━━ Material for this exercise ━━

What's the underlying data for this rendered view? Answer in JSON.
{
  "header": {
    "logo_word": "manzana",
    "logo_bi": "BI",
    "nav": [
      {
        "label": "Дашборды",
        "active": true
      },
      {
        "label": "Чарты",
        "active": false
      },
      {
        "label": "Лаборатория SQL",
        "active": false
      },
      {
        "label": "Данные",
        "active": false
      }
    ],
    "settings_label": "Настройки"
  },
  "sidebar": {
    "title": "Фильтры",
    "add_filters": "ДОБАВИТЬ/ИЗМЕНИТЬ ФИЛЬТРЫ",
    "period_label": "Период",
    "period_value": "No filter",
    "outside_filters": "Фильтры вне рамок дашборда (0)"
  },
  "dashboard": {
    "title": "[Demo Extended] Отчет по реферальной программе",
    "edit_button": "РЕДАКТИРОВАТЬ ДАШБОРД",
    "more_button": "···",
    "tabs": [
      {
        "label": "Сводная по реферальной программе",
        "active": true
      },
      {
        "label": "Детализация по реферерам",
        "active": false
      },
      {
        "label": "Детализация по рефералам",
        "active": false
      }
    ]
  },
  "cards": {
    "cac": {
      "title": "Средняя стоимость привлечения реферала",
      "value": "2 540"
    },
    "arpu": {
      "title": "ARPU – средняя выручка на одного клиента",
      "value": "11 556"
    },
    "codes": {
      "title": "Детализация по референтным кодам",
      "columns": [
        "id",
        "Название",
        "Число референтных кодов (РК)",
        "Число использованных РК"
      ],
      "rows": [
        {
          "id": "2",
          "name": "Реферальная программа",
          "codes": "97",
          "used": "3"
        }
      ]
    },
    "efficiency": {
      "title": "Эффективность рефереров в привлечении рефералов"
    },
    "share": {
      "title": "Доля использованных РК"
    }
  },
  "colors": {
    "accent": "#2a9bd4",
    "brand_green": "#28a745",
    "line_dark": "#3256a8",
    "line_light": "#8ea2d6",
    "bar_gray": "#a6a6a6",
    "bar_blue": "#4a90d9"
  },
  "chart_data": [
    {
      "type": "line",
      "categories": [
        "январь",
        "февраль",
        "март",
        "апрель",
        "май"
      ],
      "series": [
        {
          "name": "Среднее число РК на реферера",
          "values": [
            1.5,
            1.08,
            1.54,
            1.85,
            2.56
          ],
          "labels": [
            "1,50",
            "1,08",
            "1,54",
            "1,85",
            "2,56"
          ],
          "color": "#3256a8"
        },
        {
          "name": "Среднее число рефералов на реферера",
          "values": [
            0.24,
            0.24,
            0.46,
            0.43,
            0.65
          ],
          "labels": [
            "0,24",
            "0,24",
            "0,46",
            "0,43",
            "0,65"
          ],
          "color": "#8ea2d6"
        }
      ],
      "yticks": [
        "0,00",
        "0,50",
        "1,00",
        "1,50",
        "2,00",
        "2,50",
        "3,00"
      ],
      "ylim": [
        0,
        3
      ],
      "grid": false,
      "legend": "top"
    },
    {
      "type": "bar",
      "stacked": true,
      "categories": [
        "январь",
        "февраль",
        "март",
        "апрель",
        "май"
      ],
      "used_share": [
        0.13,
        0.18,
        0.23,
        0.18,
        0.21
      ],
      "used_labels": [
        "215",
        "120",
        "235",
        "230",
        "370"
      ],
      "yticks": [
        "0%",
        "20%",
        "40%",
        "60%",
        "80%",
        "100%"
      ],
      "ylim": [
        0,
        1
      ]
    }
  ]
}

━━━

▶ _Exercise description_: Give a word-for-word copy of the records.

▶ _Final result_:
What's the underlying data for this rendered view? Answer in JSON.
{
  "header": {
    "logo_word": "manzana",
    "logo_bi": "BI",
    "nav": [
      {
        "label": "Дашборды",
        "active": true
      },
      {
        "label": "Чарты",
        "active": false
      },
      {
        "label": "Лаборатория SQL",
        "active": false
      },
      {
        "label": "Данные",
        "active": false
      }
    ],
    "settings_label": "Настройки"
  },
  "sidebar": {
    "title": "Фильтры",
    "add_filters": "ДОБАВИТЬ/ИЗМЕНИТЬ ФИЛЬТРЫ",
    "period_label": "Период",
    "period_value": "No filter",
    "outside_filters": "Фильтры вне рамок дашборда (0)"
  },
  "dashboard": {
    "title": "[Demo Extended] Отчет по реферальной программе",
    "edit_button": "РЕДАКТИРОВАТЬ ДАШБОРД",
    "more_button": "···",
    "tabs": [
      {
        "label": "Сводная по реферальной программе",
        "active": true
      },
      {
        "label": "Детализация по реферерам",
        "active": false
      },
      {
        "label": "Детализация по рефералам",
        "active": false
      }
    ]
  },
  "cards": {
    "cac": {
      "title": "Средняя стоимость привлечения реферала",
      "value": "2 540"
    },
    "arpu": {
      "title": "ARPU – средняя выручка на одного клиента",
      "value": "11 556"
    },
    "codes": {
      "title": "Детализация по референтным кодам",
      "columns": [
        "id",
        "Название",
        "Число референтных кодов (РК)",
        "Число использованных РК"
      ],
      "rows": [
        {
          "id": "2",
          "name": "Реферальная программа",
          "codes": "97",
          "used": "3"
        }
      ]
    },
    "efficiency": {
      "title": "Эффективность рефереров в привлечении рефералов"
    },
    "share": {
      "title": "Доля использованных РК"
    }
  },
  "colors": {
    "accent": "#2a9bd4",
    "brand_green": "#28a745",
    "line_dark": "#3256a8",
    "line_light": "#8ea2d6",
    "bar_gray": "#a6a6a6",
    "bar_blue": "#4a90d9"
  },
  "chart_data": [
    {
      "type": "line",
      "categories": [
        "январь",
        "февраль",
        "март",
        "апрель",
        "май"
      ],
      "series": [
        {
          "name": "Среднее число РК на реферера",
          "values": [
            1.5,
            1.08,
            1.54,
            1.85,
            2.56
          ],
          "labels": [
            "1,50",
            "1,08",
            "1,54",
            "1,85",
            "2,56"
          ],
          "color": "#3256a8"
        },
        {
          "name": "Среднее число рефералов на реферера",
          "values": [
            0.24,
            0.24,
            0.46,
            0.43,
            0.65
          ],
          "labels": [
            "0,24",
            "0,24",
            "0,46",
            "0,43",
            "0,65"
          ],
          "color": "#8ea2d6"
        }
      ],
      "yticks": [
        "0,00",
        "0,50",
        "1,00",
        "1,50",
        "2,00",
        "2,50",
        "3,00"
      ],
      "ylim": [
        0,
        3
      ],
      "grid": false,
      "legend": "top"
    },
    {
      "type": "bar",
      "stacked": true,
      "categories": [
        "январь",
        "февраль",
        "март",
        "апрель",
        "май"
      ],
      "used_share": [
        0.13,
        0.18,
        0.23,
        0.18,
        0.21
      ],
      "used_labels": [
        "215",
        "120",
        "235",
        "230",
        "370"
      ],
      "yticks": [
        "0%",
        "20%",
        "40%",
        "60%",
        "80%",
        "100%"
      ],
      "ylim": [
        0,
        1
      ]
    }
  ]
}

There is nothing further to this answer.